-- Begin --

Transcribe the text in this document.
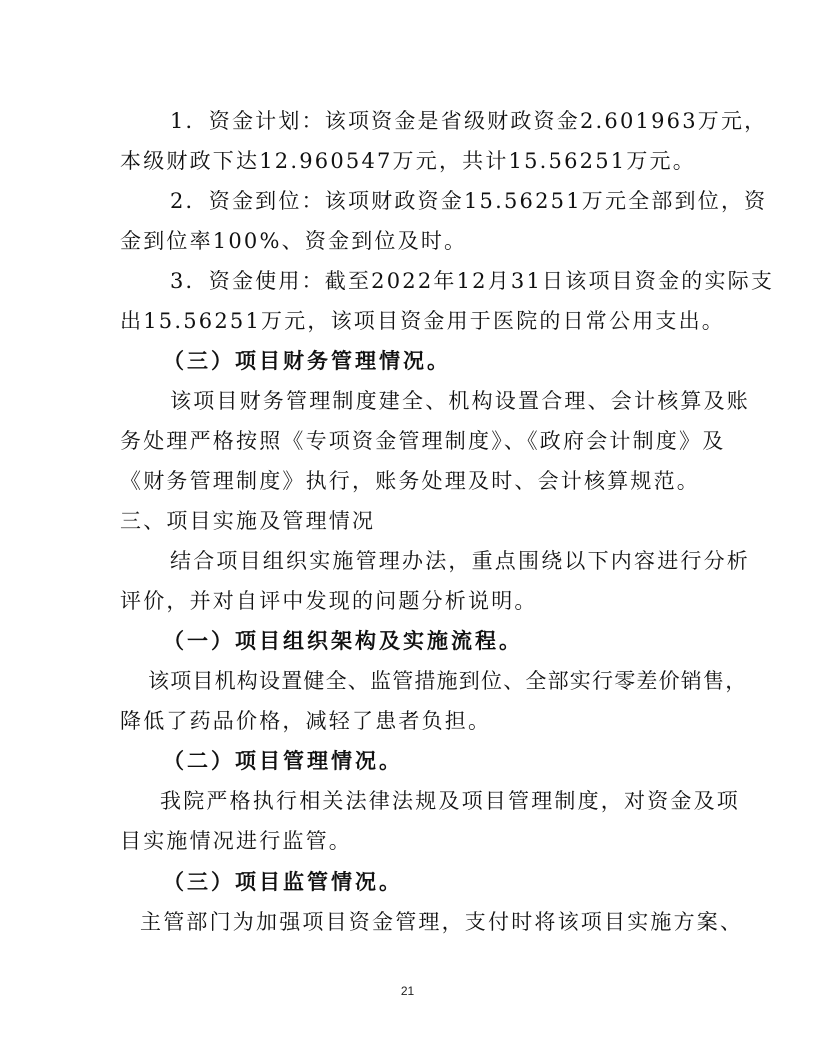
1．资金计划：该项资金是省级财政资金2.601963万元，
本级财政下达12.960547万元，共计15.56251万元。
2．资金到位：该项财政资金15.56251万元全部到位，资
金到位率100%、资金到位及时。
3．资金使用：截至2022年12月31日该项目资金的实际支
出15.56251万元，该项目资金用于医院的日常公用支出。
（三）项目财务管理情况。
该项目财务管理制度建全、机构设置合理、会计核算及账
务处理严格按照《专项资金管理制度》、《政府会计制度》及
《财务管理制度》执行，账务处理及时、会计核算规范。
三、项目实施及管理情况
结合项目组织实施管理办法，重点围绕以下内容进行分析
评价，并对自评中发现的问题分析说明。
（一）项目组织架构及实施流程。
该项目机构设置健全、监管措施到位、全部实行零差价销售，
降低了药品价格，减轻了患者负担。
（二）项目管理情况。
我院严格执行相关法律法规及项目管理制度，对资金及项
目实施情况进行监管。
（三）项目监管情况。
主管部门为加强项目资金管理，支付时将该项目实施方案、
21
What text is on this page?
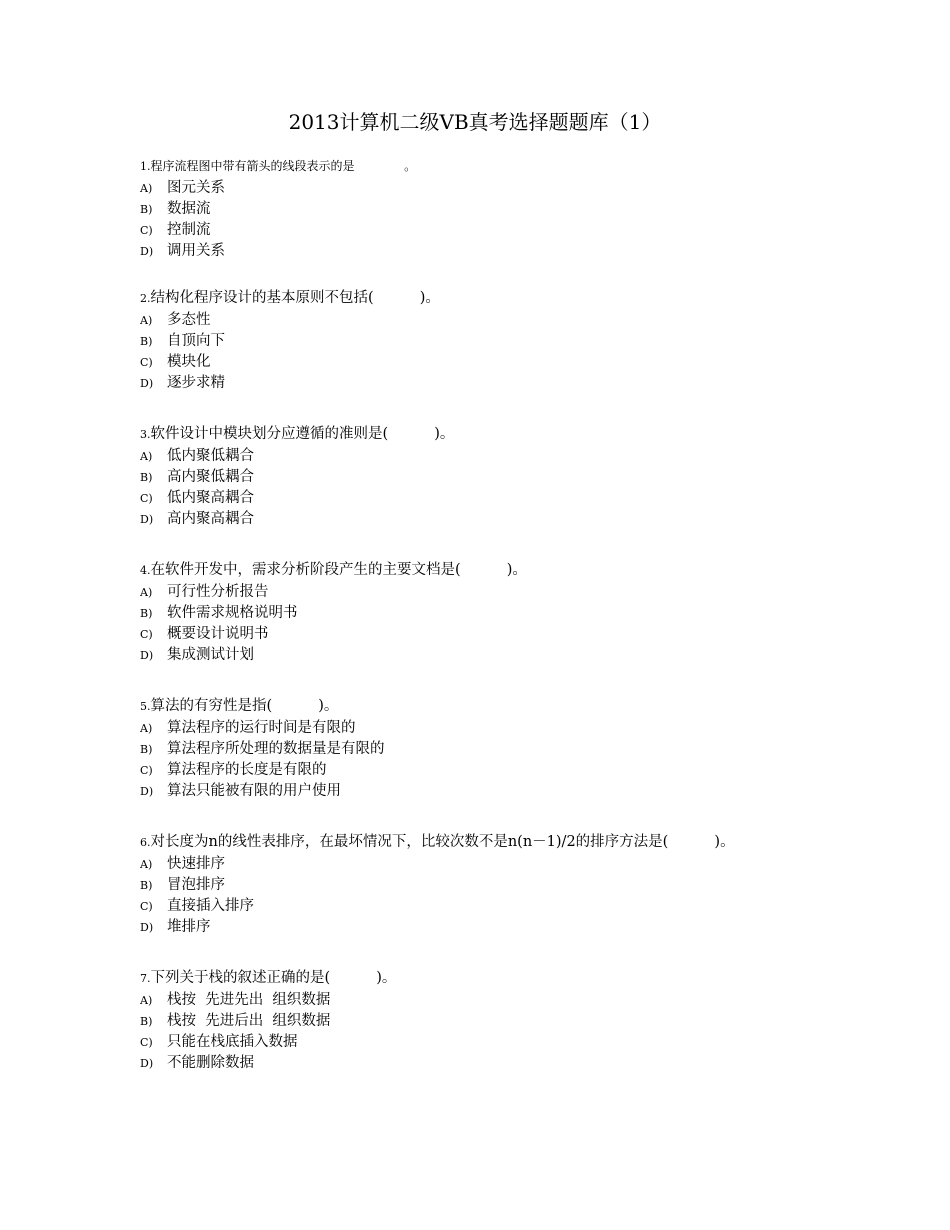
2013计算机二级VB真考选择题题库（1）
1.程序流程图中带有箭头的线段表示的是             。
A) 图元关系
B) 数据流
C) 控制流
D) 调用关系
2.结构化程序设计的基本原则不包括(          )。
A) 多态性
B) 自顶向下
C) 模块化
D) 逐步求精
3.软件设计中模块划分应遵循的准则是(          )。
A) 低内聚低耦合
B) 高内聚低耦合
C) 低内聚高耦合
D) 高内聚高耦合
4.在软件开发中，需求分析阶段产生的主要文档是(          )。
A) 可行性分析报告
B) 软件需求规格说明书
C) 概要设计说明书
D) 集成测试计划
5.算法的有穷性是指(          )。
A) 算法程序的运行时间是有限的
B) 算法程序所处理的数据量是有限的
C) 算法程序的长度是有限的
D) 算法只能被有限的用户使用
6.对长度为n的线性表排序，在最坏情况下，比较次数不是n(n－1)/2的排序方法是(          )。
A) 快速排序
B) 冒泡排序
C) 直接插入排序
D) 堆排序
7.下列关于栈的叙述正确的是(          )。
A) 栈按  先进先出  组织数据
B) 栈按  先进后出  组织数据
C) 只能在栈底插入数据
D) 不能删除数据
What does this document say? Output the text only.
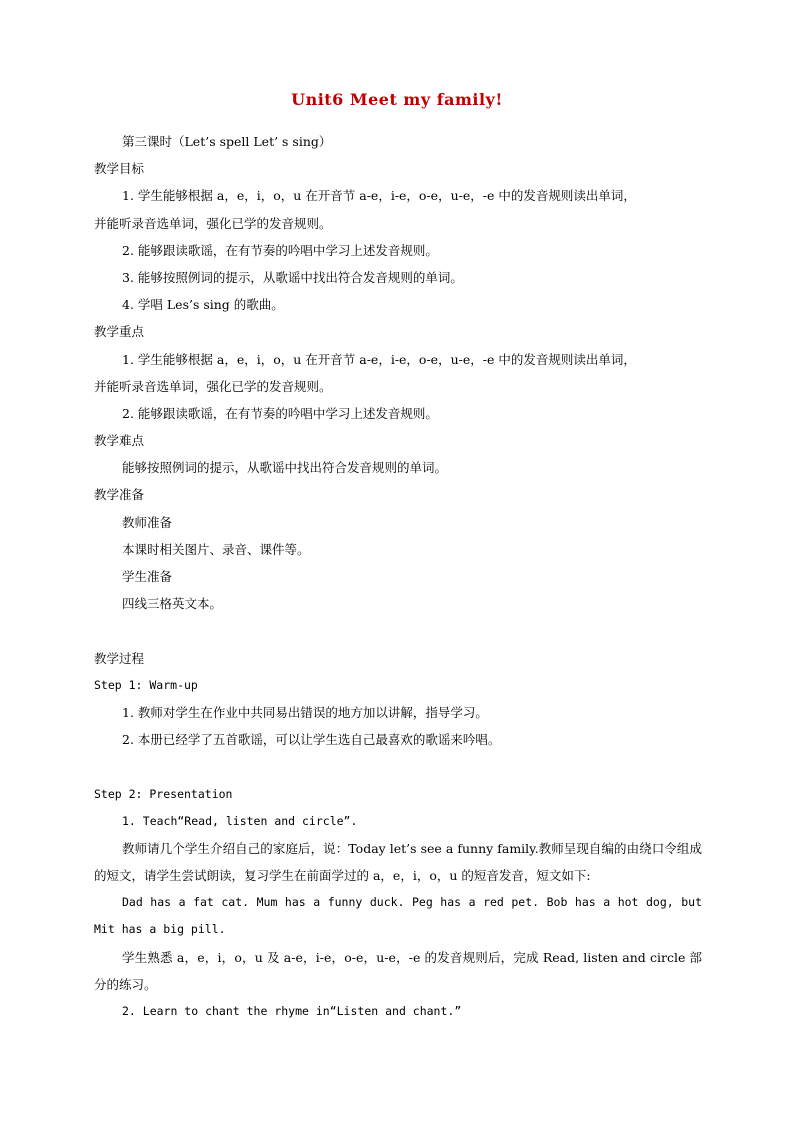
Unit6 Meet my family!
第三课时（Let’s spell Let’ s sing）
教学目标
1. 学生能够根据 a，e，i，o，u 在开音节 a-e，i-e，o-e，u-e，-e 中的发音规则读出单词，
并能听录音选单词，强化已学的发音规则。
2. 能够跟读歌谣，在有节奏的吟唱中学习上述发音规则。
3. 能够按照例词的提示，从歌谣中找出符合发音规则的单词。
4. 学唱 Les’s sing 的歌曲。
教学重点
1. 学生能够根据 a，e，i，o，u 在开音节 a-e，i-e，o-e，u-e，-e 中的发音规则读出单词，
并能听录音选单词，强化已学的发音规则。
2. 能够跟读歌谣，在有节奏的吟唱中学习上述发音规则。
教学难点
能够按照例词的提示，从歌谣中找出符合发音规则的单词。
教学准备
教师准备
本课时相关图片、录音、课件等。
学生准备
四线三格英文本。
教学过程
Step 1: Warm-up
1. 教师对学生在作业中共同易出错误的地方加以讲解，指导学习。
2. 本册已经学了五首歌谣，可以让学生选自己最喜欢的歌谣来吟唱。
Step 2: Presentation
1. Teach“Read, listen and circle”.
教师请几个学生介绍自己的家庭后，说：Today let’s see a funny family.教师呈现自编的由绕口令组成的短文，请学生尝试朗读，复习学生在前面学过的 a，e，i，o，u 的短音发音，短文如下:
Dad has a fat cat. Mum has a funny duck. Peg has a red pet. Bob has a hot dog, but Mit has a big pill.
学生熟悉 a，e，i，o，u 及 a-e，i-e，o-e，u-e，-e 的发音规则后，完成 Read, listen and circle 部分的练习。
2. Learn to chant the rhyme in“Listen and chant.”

-- End --

What the exercise asks
Return the full material word for word. Do not include the pictures.

Exercise solution
Transcribe the text in this document.
1．资金计划：该项资金是省级财政资金2.601963万元，
本级财政下达12.960547万元，共计15.56251万元。
2．资金到位：该项财政资金15.56251万元全部到位，资
金到位率100%、资金到位及时。
3．资金使用：截至2022年12月31日该项目资金的实际支
出15.56251万元，该项目资金用于医院的日常公用支出。
（三）项目财务管理情况。
该项目财务管理制度建全、机构设置合理、会计核算及账
务处理严格按照《专项资金管理制度》、《政府会计制度》及
《财务管理制度》执行，账务处理及时、会计核算规范。
三、项目实施及管理情况
结合项目组织实施管理办法，重点围绕以下内容进行分析
评价，并对自评中发现的问题分析说明。
（一）项目组织架构及实施流程。
该项目机构设置健全、监管措施到位、全部实行零差价销售，
降低了药品价格，减轻了患者负担。
（二）项目管理情况。
我院严格执行相关法律法规及项目管理制度，对资金及项
目实施情况进行监管。
（三）项目监管情况。
主管部门为加强项目资金管理，支付时将该项目实施方案、
21
What text is on this page?
2013计算机二级VB真考选择题题库（1）
1.程序流程图中带有箭头的线段表示的是             。
A) 图元关系
B) 数据流
C) 控制流
D) 调用关系
2.结构化程序设计的基本原则不包括(          )。
A) 多态性
B) 自顶向下
C) 模块化
D) 逐步求精
3.软件设计中模块划分应遵循的准则是(          )。
A) 低内聚低耦合
B) 高内聚低耦合
C) 低内聚高耦合
D) 高内聚高耦合
4.在软件开发中，需求分析阶段产生的主要文档是(          )。
A) 可行性分析报告
B) 软件需求规格说明书
C) 概要设计说明书
D) 集成测试计划
5.算法的有穷性是指(          )。
A) 算法程序的运行时间是有限的
B) 算法程序所处理的数据量是有限的
C) 算法程序的长度是有限的
D) 算法只能被有限的用户使用
6.对长度为n的线性表排序，在最坏情况下，比较次数不是n(n－1)/2的排序方法是(          )。
A) 快速排序
B) 冒泡排序
C) 直接插入排序
D) 堆排序
7.下列关于栈的叙述正确的是(          )。
A) 栈按  先进先出  组织数据
B) 栈按  先进后出  组织数据
C) 只能在栈底插入数据
D) 不能删除数据
What does this document say? Output the text only.
Unit6 Meet my family!
第三课时（Let’s spell Let’ s sing）
教学目标
1. 学生能够根据 a，e，i，o，u 在开音节 a-e，i-e，o-e，u-e，-e 中的发音规则读出单词，
并能听录音选单词，强化已学的发音规则。
2. 能够跟读歌谣，在有节奏的吟唱中学习上述发音规则。
3. 能够按照例词的提示，从歌谣中找出符合发音规则的单词。
4. 学唱 Les’s sing 的歌曲。
教学重点
1. 学生能够根据 a，e，i，o，u 在开音节 a-e，i-e，o-e，u-e，-e 中的发音规则读出单词，
并能听录音选单词，强化已学的发音规则。
2. 能够跟读歌谣，在有节奏的吟唱中学习上述发音规则。
教学难点
能够按照例词的提示，从歌谣中找出符合发音规则的单词。
教学准备
教师准备
本课时相关图片、录音、课件等。
学生准备
四线三格英文本。
教学过程
Step 1: Warm-up
1. 教师对学生在作业中共同易出错误的地方加以讲解，指导学习。
2. 本册已经学了五首歌谣，可以让学生选自己最喜欢的歌谣来吟唱。
Step 2: Presentation
1. Teach“Read, listen and circle”.
教师请几个学生介绍自己的家庭后，说：Today let’s see a funny family.教师呈现自编的由绕口令组成的短文，请学生尝试朗读，复习学生在前面学过的 a，e，i，o，u 的短音发音，短文如下:
Dad has a fat cat. Mum has a funny duck. Peg has a red pet. Bob has a hot dog, but Mit has a big pill.
学生熟悉 a，e，i，o，u 及 a-e，i-e，o-e，u-e，-e 的发音规则后，完成 Read, listen and circle 部分的练习。
2. Learn to chant the rhyme in“Listen and chant.”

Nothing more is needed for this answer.